* [Task statement]:
Identify the lines containing the word "document". Copy each one.

(Extracted records)
>> Begin

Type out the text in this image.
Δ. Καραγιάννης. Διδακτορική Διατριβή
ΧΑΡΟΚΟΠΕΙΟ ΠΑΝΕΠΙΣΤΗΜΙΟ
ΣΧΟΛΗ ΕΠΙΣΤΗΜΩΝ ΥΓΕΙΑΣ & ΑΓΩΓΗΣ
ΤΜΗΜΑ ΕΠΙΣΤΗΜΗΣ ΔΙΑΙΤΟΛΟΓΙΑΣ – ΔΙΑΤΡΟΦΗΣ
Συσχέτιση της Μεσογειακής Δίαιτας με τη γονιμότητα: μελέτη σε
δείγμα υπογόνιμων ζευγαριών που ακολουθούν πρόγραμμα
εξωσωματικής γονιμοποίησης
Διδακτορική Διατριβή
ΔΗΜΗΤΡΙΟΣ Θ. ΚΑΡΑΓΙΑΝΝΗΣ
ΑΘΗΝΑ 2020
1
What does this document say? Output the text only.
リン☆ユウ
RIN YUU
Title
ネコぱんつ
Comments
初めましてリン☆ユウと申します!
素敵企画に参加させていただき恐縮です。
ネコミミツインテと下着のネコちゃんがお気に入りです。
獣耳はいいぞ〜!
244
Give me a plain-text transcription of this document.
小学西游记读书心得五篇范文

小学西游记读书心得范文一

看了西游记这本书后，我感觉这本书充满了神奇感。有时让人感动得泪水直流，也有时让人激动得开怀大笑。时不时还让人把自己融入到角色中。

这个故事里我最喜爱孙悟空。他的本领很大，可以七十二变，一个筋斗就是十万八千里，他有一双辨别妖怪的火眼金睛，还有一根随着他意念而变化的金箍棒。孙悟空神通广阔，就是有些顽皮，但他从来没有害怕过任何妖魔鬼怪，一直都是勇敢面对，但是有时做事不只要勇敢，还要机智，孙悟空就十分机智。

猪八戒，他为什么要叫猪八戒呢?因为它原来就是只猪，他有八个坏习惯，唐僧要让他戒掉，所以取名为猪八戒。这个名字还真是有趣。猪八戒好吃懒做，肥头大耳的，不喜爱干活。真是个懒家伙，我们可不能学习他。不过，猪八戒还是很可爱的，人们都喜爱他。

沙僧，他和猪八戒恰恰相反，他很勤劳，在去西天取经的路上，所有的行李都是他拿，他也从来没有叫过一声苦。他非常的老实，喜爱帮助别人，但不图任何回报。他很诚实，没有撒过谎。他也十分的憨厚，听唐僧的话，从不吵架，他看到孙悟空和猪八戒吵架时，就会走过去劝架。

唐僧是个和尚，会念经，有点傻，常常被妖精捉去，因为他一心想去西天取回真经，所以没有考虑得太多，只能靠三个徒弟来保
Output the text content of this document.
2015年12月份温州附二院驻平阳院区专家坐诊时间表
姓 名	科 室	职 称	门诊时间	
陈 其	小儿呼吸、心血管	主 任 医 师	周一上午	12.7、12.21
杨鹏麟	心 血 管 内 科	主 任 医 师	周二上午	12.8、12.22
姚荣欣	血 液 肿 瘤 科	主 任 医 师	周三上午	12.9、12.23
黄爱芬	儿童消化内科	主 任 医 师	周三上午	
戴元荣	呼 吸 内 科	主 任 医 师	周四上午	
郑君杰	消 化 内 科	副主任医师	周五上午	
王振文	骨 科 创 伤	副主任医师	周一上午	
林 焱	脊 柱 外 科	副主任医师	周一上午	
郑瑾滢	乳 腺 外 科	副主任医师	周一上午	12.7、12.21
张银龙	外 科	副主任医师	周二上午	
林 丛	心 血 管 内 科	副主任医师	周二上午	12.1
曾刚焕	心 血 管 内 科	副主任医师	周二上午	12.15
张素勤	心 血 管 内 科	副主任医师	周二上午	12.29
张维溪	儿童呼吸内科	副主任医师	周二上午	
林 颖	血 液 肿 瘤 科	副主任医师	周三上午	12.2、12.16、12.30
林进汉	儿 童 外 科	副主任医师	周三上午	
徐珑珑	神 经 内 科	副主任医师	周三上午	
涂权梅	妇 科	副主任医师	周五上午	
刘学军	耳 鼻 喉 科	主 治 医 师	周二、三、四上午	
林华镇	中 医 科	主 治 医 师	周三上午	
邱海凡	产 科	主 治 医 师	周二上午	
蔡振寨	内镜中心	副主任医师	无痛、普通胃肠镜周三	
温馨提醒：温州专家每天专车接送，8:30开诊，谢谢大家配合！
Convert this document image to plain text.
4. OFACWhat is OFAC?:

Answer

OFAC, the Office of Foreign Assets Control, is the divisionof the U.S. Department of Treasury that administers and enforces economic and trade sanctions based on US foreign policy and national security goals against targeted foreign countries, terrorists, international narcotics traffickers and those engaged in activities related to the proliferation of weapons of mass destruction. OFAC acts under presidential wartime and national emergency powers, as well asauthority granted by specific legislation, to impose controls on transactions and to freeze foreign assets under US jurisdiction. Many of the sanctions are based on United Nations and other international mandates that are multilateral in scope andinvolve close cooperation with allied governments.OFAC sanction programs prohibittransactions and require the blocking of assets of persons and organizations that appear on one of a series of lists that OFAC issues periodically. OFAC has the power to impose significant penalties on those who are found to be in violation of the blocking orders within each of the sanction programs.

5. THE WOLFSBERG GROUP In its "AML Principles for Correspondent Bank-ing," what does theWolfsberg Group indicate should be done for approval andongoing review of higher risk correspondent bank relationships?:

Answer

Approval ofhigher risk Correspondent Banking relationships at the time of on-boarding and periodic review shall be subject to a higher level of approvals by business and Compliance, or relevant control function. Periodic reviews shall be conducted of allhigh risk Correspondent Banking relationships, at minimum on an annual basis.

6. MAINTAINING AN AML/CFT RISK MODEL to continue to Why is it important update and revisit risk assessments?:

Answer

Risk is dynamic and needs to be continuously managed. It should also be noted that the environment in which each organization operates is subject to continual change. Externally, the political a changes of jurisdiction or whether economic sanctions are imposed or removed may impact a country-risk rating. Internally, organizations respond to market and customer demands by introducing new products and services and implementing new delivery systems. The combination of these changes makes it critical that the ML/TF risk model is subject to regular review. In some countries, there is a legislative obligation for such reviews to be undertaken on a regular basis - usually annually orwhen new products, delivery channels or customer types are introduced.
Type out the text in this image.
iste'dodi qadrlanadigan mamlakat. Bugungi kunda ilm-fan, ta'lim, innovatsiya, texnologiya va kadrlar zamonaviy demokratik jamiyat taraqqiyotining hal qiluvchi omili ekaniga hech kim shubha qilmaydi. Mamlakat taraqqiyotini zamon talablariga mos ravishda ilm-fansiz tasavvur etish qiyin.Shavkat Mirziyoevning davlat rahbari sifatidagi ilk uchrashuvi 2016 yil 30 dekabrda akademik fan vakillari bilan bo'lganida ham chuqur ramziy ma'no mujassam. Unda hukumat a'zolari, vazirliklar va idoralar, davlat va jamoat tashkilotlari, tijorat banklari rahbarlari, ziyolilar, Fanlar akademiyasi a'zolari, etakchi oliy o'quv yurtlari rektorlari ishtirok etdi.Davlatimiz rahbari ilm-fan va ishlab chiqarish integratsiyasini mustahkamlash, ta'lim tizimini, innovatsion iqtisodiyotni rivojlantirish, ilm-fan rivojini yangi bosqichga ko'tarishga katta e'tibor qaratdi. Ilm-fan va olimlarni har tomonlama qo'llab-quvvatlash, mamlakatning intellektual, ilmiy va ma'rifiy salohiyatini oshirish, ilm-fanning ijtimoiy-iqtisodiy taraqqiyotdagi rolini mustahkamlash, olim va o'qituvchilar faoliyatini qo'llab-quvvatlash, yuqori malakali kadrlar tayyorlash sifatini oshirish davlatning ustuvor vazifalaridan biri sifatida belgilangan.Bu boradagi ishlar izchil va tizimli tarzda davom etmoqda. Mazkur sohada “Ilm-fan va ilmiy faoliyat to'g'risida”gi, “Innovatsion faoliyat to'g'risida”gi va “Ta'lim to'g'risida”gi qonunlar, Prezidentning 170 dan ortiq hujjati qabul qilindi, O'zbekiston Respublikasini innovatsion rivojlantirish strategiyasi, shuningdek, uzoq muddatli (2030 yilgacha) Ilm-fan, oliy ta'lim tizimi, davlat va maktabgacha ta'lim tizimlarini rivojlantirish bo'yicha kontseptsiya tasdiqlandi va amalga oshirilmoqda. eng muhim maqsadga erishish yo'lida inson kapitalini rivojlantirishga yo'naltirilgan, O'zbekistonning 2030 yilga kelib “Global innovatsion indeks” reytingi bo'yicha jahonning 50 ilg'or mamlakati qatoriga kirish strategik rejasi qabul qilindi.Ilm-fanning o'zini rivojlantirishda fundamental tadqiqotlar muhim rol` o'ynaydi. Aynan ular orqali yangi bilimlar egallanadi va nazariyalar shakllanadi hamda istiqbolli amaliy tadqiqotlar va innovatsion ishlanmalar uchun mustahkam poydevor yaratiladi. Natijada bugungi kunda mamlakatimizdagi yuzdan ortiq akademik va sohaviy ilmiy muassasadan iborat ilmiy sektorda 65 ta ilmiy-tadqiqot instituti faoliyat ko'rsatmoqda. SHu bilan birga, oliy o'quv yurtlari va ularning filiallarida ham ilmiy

>> End

* [Response for this exercise]:
What does this document say? Output the text only.
Give me a plain-text transcription of this document.
Output the text content of this document.
Convert this document image to plain text.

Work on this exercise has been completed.